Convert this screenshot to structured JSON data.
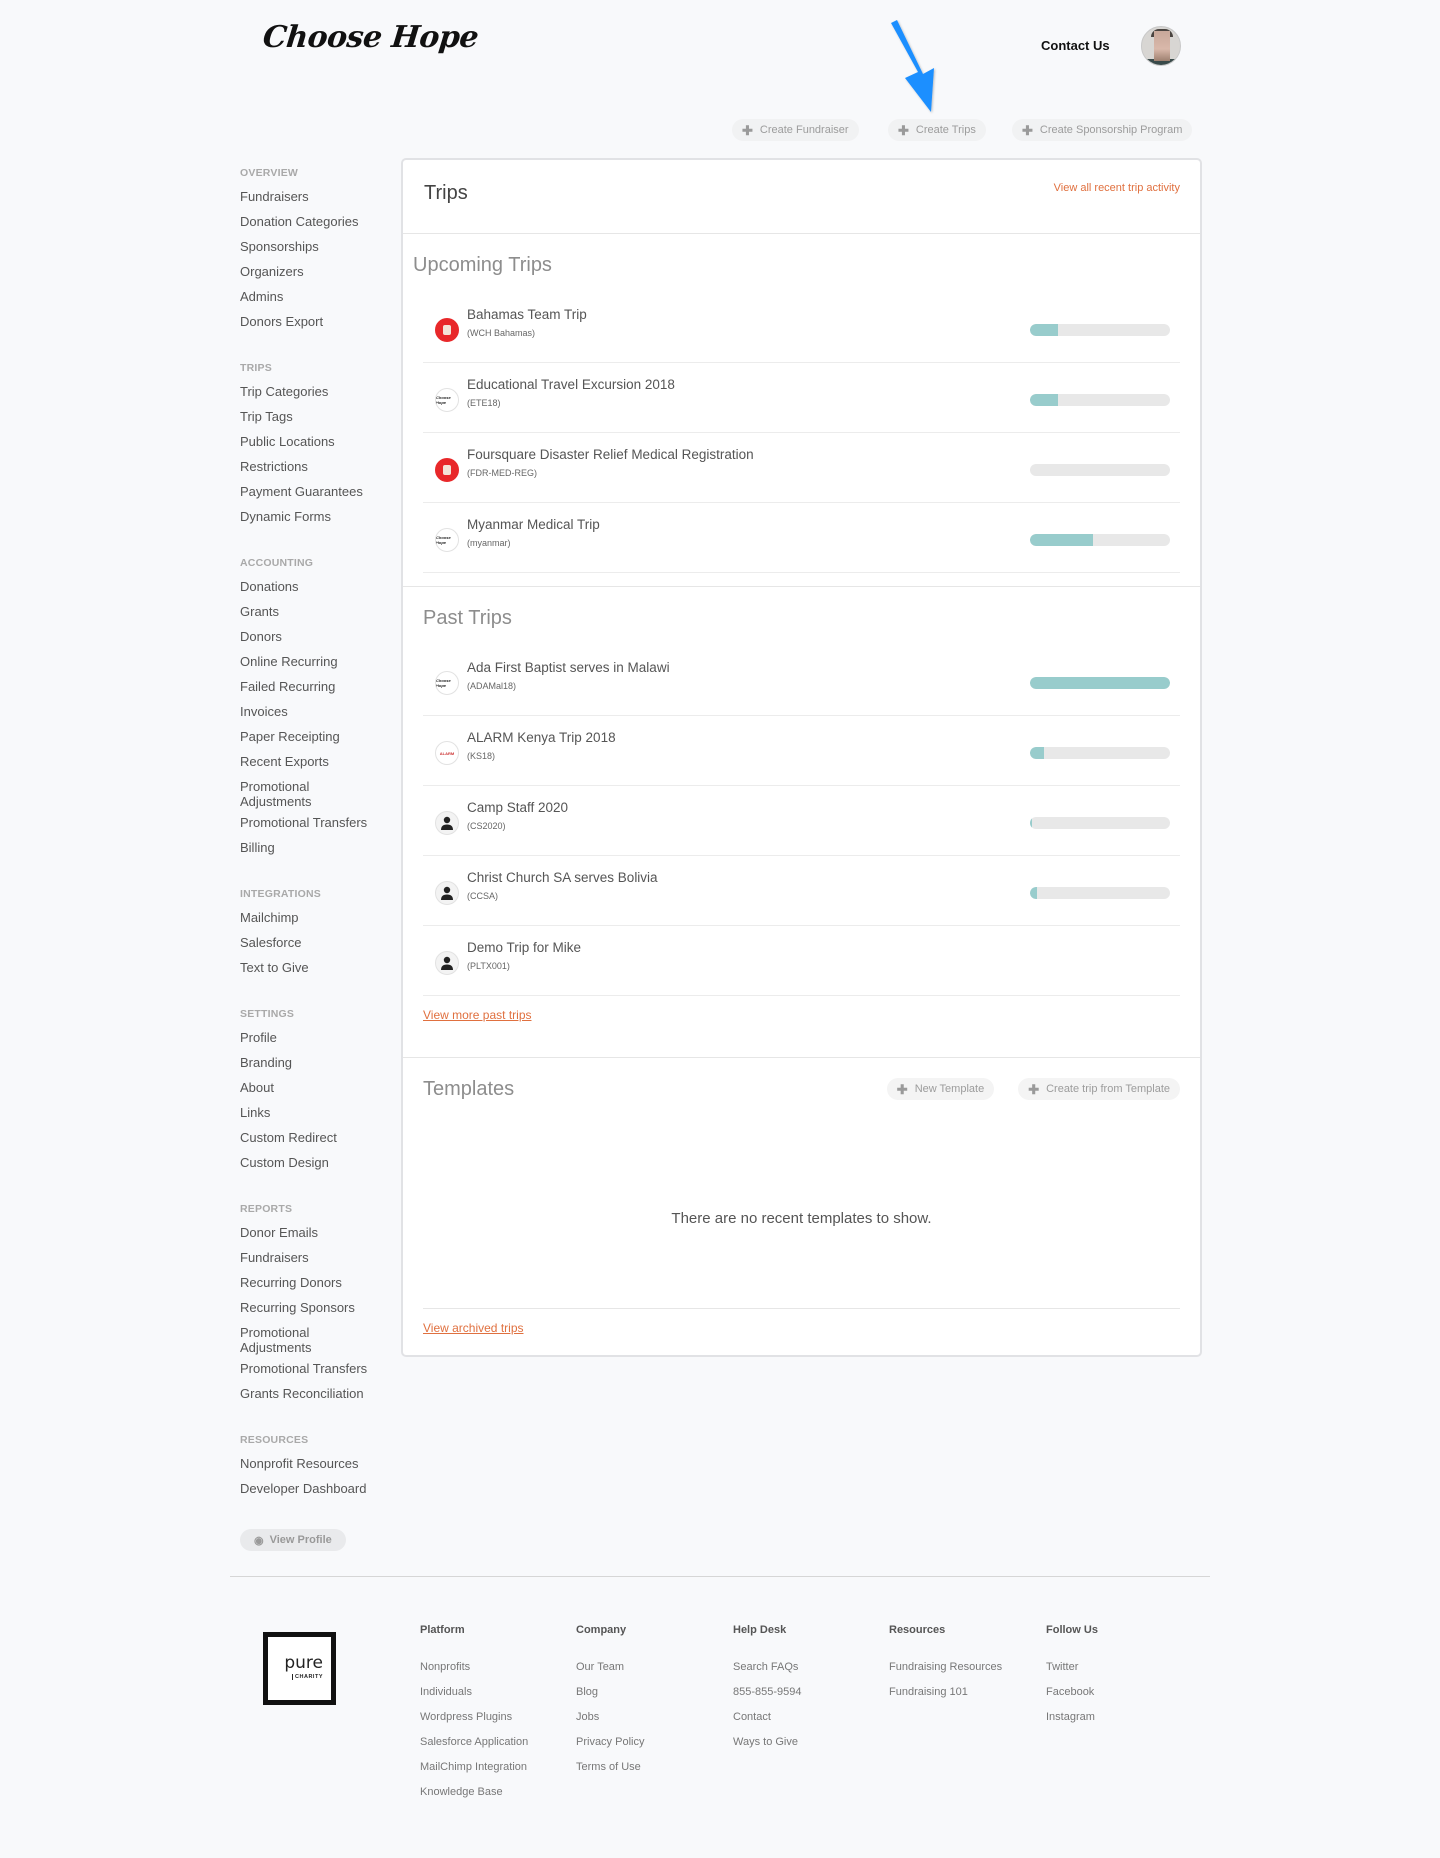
{
  "header": {
    "logo": "Choose Hope",
    "contact_label": "Contact Us",
    "avatar_alt": "User avatar"
  },
  "create_actions": [
    {
      "label": "Create Fundraiser"
    },
    {
      "label": "Create Trips"
    },
    {
      "label": "Create Sponsorship Program"
    }
  ],
  "sidebar": {
    "sections": [
      {
        "title": "OVERVIEW",
        "items": [
          "Fundraisers",
          "Donation Categories",
          "Sponsorships",
          "Organizers",
          "Admins",
          "Donors Export"
        ]
      },
      {
        "title": "TRIPS",
        "items": [
          "Trip Categories",
          "Trip Tags",
          "Public Locations",
          "Restrictions",
          "Payment Guarantees",
          "Dynamic Forms"
        ]
      },
      {
        "title": "ACCOUNTING",
        "items": [
          "Donations",
          "Grants",
          "Donors",
          "Online Recurring",
          "Failed Recurring",
          "Invoices",
          "Paper Receipting",
          "Recent Exports",
          "Promotional Adjustments",
          "Promotional Transfers",
          "Billing"
        ]
      },
      {
        "title": "INTEGRATIONS",
        "items": [
          "Mailchimp",
          "Salesforce",
          "Text to Give"
        ]
      },
      {
        "title": "SETTINGS",
        "items": [
          "Profile",
          "Branding",
          "About",
          "Links",
          "Custom Redirect",
          "Custom Design"
        ]
      },
      {
        "title": "REPORTS",
        "items": [
          "Donor Emails",
          "Fundraisers",
          "Recurring Donors",
          "Recurring Sponsors",
          "Promotional Adjustments",
          "Promotional Transfers",
          "Grants Reconciliation"
        ]
      },
      {
        "title": "RESOURCES",
        "items": [
          "Nonprofit Resources",
          "Developer Dashboard"
        ]
      }
    ],
    "view_profile_label": "View Profile"
  },
  "main": {
    "title": "Trips",
    "activity_link": "View all recent trip activity",
    "upcoming": {
      "heading": "Upcoming Trips",
      "trips": [
        {
          "name": "Bahamas Team Trip",
          "code": "(WCH Bahamas)",
          "logo": "red",
          "progress": 0.2
        },
        {
          "name": "Educational Travel Excursion 2018",
          "code": "(ETE18)",
          "logo": "choose-hope",
          "progress": 0.2
        },
        {
          "name": "Foursquare Disaster Relief Medical Registration",
          "code": "(FDR-MED-REG)",
          "logo": "red",
          "progress": 0.0
        },
        {
          "name": "Myanmar Medical Trip",
          "code": "(myanmar)",
          "logo": "choose-hope",
          "progress": 0.45
        }
      ]
    },
    "past": {
      "heading": "Past Trips",
      "trips": [
        {
          "name": "Ada First Baptist serves in Malawi",
          "code": "(ADAMal18)",
          "logo": "choose-hope",
          "progress": 1.0
        },
        {
          "name": "ALARM Kenya Trip 2018",
          "code": "(KS18)",
          "logo": "alarm",
          "progress": 0.1
        },
        {
          "name": "Camp Staff 2020",
          "code": "(CS2020)",
          "logo": "person",
          "progress": 0.01
        },
        {
          "name": "Christ Church SA serves Bolivia",
          "code": "(CCSA)",
          "logo": "person",
          "progress": 0.05
        },
        {
          "name": "Demo Trip for Mike",
          "code": "(PLTX001)",
          "logo": "person",
          "progress": null
        }
      ],
      "view_more": "View more past trips"
    },
    "templates": {
      "heading": "Templates",
      "new_template": "New Template",
      "create_from_template": "Create trip from Template",
      "empty": "There are no recent templates to show.",
      "archived_link": "View archived trips"
    }
  },
  "footer": {
    "logo_word": "pure",
    "logo_sub": "CHARITY",
    "columns": [
      {
        "title": "Platform",
        "links": [
          "Nonprofits",
          "Individuals",
          "Wordpress Plugins",
          "Salesforce Application",
          "MailChimp Integration",
          "Knowledge Base"
        ]
      },
      {
        "title": "Company",
        "links": [
          "Our Team",
          "Blog",
          "Jobs",
          "Privacy Policy",
          "Terms of Use"
        ]
      },
      {
        "title": "Help Desk",
        "links": [
          "Search FAQs",
          "855-855-9594",
          "Contact",
          "Ways to Give"
        ]
      },
      {
        "title": "Resources",
        "links": [
          "Fundraising Resources",
          "Fundraising 101"
        ]
      },
      {
        "title": "Follow Us",
        "links": [
          "Twitter",
          "Facebook",
          "Instagram"
        ]
      }
    ]
  },
  "colors": {
    "accent_link": "#e0703f",
    "progress_fill": "#98cccc",
    "progress_track": "#e8e8e8",
    "annotation_arrow": "#1e8fff"
  }
}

....................

=== Problem statement ===
Repeat the material verbatim. Do not carry over any picture.

=== Written solution ===
Convert this screenshot to structured JSON data.
{
  "header": {
    "logo": "Choose Hope",
    "contact_label": "Contact Us",
    "avatar_alt": "User avatar"
  },
  "create_actions": [
    {
      "label": "Create Fundraiser"
    },
    {
      "label": "Create Trips"
    },
    {
      "label": "Create Sponsorship Program"
    }
  ],
  "sidebar": {
    "sections": [
      {
        "title": "OVERVIEW",
        "items": [
          "Fundraisers",
          "Donation Categories",
          "Sponsorships",
          "Organizers",
          "Admins",
          "Donors Export"
        ]
      },
      {
        "title": "TRIPS",
        "items": [
          "Trip Categories",
          "Trip Tags",
          "Public Locations",
          "Restrictions",
          "Payment Guarantees",
          "Dynamic Forms"
        ]
      },
      {
        "title": "ACCOUNTING",
        "items": [
          "Donations",
          "Grants",
          "Donors",
          "Online Recurring",
          "Failed Recurring",
          "Invoices",
          "Paper Receipting",
          "Recent Exports",
          "Promotional Adjustments",
          "Promotional Transfers",
          "Billing"
        ]
      },
      {
        "title": "INTEGRATIONS",
        "items": [
          "Mailchimp",
          "Salesforce",
          "Text to Give"
        ]
      },
      {
        "title": "SETTINGS",
        "items": [
          "Profile",
          "Branding",
          "About",
          "Links",
          "Custom Redirect",
          "Custom Design"
        ]
      },
      {
        "title": "REPORTS",
        "items": [
          "Donor Emails",
          "Fundraisers",
          "Recurring Donors",
          "Recurring Sponsors",
          "Promotional Adjustments",
          "Promotional Transfers",
          "Grants Reconciliation"
        ]
      },
      {
        "title": "RESOURCES",
        "items": [
          "Nonprofit Resources",
          "Developer Dashboard"
        ]
      }
    ],
    "view_profile_label": "View Profile"
  },
  "main": {
    "title": "Trips",
    "activity_link": "View all recent trip activity",
    "upcoming": {
      "heading": "Upcoming Trips",
      "trips": [
        {
          "name": "Bahamas Team Trip",
          "code": "(WCH Bahamas)",
          "logo": "red",
          "progress": 0.2
        },
        {
          "name": "Educational Travel Excursion 2018",
          "code": "(ETE18)",
          "logo": "choose-hope",
          "progress": 0.2
        },
        {
          "name": "Foursquare Disaster Relief Medical Registration",
          "code": "(FDR-MED-REG)",
          "logo": "red",
          "progress": 0.0
        },
        {
          "name": "Myanmar Medical Trip",
          "code": "(myanmar)",
          "logo": "choose-hope",
          "progress": 0.45
        }
      ]
    },
    "past": {
      "heading": "Past Trips",
      "trips": [
        {
          "name": "Ada First Baptist serves in Malawi",
          "code": "(ADAMal18)",
          "logo": "choose-hope",
          "progress": 1.0
        },
        {
          "name": "ALARM Kenya Trip 2018",
          "code": "(KS18)",
          "logo": "alarm",
          "progress": 0.1
        },
        {
          "name": "Camp Staff 2020",
          "code": "(CS2020)",
          "logo": "person",
          "progress": 0.01
        },
        {
          "name": "Christ Church SA serves Bolivia",
          "code": "(CCSA)",
          "logo": "person",
          "progress": 0.05
        },
        {
          "name": "Demo Trip for Mike",
          "code": "(PLTX001)",
          "logo": "person",
          "progress": null
        }
      ],
      "view_more": "View more past trips"
    },
    "templates": {
      "heading": "Templates",
      "new_template": "New Template",
      "create_from_template": "Create trip from Template",
      "empty": "There are no recent templates to show.",
      "archived_link": "View archived trips"
    }
  },
  "footer": {
    "logo_word": "pure",
    "logo_sub": "CHARITY",
    "columns": [
      {
        "title": "Platform",
        "links": [
          "Nonprofits",
          "Individuals",
          "Wordpress Plugins",
          "Salesforce Application",
          "MailChimp Integration",
          "Knowledge Base"
        ]
      },
      {
        "title": "Company",
        "links": [
          "Our Team",
          "Blog",
          "Jobs",
          "Privacy Policy",
          "Terms of Use"
        ]
      },
      {
        "title": "Help Desk",
        "links": [
          "Search FAQs",
          "855-855-9594",
          "Contact",
          "Ways to Give"
        ]
      },
      {
        "title": "Resources",
        "links": [
          "Fundraising Resources",
          "Fundraising 101"
        ]
      },
      {
        "title": "Follow Us",
        "links": [
          "Twitter",
          "Facebook",
          "Instagram"
        ]
      }
    ]
  },
  "colors": {
    "accent_link": "#e0703f",
    "progress_fill": "#98cccc",
    "progress_track": "#e8e8e8",
    "annotation_arrow": "#1e8fff"
  }
}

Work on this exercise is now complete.